Stated task: Look through the records below and give the number of lines holding the string "icon", nothing more.

Dataset rows:

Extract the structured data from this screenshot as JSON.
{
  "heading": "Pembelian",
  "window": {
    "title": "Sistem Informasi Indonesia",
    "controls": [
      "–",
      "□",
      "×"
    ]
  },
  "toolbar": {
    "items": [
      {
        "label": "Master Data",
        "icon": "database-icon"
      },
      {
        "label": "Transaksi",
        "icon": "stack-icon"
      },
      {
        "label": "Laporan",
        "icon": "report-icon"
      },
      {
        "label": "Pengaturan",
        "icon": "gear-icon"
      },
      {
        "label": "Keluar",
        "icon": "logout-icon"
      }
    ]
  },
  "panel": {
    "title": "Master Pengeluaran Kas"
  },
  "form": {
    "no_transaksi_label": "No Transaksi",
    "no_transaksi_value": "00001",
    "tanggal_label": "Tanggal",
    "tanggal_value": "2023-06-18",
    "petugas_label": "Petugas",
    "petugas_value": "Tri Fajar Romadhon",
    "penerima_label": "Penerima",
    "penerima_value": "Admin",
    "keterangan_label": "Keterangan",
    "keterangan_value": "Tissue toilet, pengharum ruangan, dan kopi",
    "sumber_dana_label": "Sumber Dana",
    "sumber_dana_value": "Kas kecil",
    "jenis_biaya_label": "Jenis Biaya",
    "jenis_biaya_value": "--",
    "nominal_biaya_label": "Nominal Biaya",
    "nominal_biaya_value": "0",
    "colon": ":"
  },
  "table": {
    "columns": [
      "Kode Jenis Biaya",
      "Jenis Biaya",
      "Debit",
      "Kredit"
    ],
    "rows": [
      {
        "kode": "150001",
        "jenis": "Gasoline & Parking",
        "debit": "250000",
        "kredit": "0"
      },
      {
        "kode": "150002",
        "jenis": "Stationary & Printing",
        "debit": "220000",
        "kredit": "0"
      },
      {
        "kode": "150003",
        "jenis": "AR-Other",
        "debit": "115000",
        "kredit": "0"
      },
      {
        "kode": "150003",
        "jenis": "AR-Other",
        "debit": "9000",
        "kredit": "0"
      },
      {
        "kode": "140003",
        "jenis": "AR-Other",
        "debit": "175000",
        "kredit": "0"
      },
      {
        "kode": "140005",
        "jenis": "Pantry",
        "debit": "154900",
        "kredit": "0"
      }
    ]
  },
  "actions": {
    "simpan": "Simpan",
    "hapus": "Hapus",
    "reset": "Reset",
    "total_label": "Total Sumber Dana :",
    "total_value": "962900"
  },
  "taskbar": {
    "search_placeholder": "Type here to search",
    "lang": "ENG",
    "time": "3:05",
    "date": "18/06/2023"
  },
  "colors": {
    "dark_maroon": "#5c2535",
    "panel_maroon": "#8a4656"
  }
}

Answer to the task: 5